Problem:
Give every line from the entries that contains "котором".

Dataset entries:
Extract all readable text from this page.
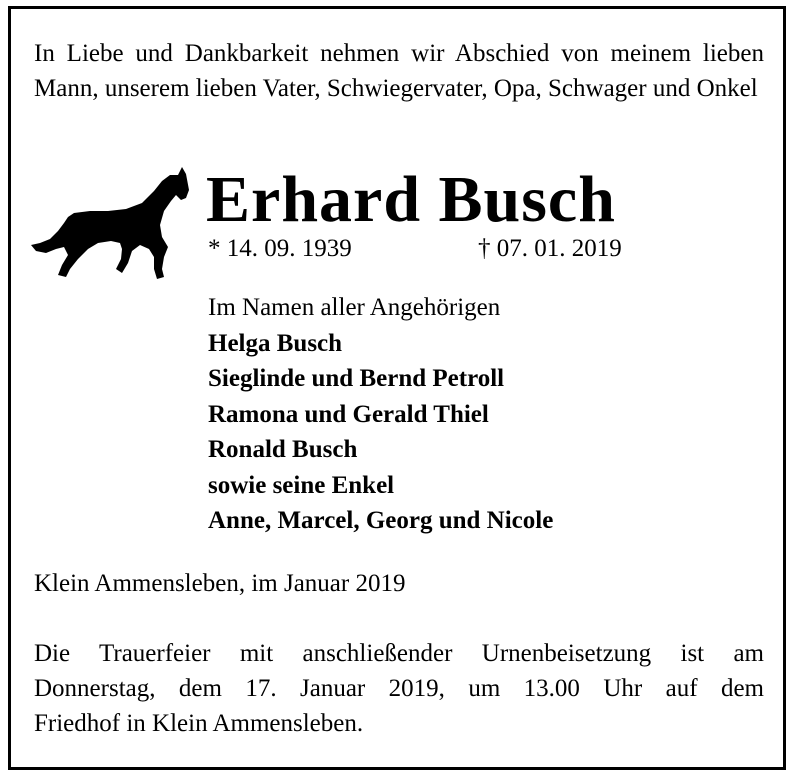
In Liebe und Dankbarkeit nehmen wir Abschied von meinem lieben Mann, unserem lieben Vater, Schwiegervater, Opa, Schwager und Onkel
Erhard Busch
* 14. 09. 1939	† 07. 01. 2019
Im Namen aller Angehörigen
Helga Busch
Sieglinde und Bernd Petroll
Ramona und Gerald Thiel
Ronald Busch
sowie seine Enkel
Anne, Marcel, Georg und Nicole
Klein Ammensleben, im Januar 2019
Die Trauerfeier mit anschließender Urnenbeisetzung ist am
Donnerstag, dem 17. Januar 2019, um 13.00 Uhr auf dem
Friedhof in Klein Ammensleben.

---

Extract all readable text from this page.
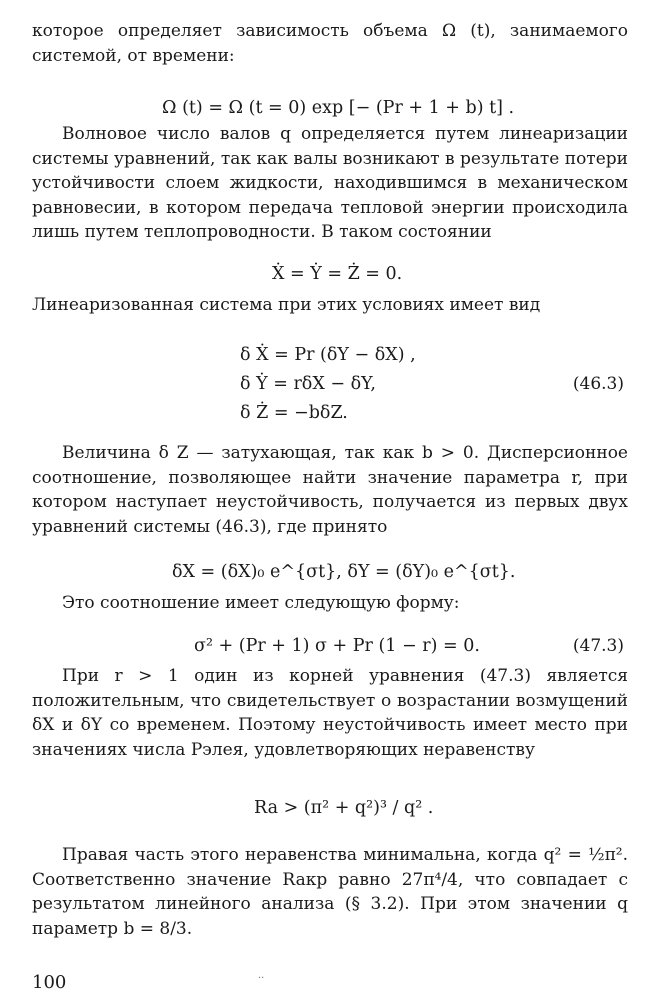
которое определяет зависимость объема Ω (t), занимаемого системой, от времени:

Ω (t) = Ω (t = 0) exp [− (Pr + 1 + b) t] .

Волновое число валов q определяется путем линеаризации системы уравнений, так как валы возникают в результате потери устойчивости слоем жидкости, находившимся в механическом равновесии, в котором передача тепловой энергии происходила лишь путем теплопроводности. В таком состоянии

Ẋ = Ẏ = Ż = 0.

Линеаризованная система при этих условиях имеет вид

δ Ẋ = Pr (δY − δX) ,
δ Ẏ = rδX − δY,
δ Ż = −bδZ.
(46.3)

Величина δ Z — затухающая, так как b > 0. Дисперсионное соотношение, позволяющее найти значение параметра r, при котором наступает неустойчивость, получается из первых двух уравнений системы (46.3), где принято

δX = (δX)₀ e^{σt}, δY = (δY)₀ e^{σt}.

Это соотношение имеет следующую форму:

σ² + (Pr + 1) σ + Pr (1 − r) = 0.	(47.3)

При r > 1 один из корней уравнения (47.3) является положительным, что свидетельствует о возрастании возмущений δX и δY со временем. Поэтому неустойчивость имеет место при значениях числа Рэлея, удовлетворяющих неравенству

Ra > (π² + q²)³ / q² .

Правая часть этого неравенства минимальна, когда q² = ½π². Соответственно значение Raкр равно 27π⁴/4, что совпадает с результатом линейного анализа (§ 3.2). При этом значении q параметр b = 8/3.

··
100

Answer for this exercise:
Волновое число валов q определяется путем линеаризации системы уравнений, так как валы возникают в результате потери устойчивости слоем жидкости, находившимся в механическом равновесии, в котором передача тепловой энергии происходила лишь путем теплопроводности. В таком состоянии
Величина δ Z — затухающая, так как b > 0. Дисперсионное соотношение, позволяющее найти значение параметра r, при котором наступает неустойчивость, получается из первых двух уравнений системы (46.3), где принято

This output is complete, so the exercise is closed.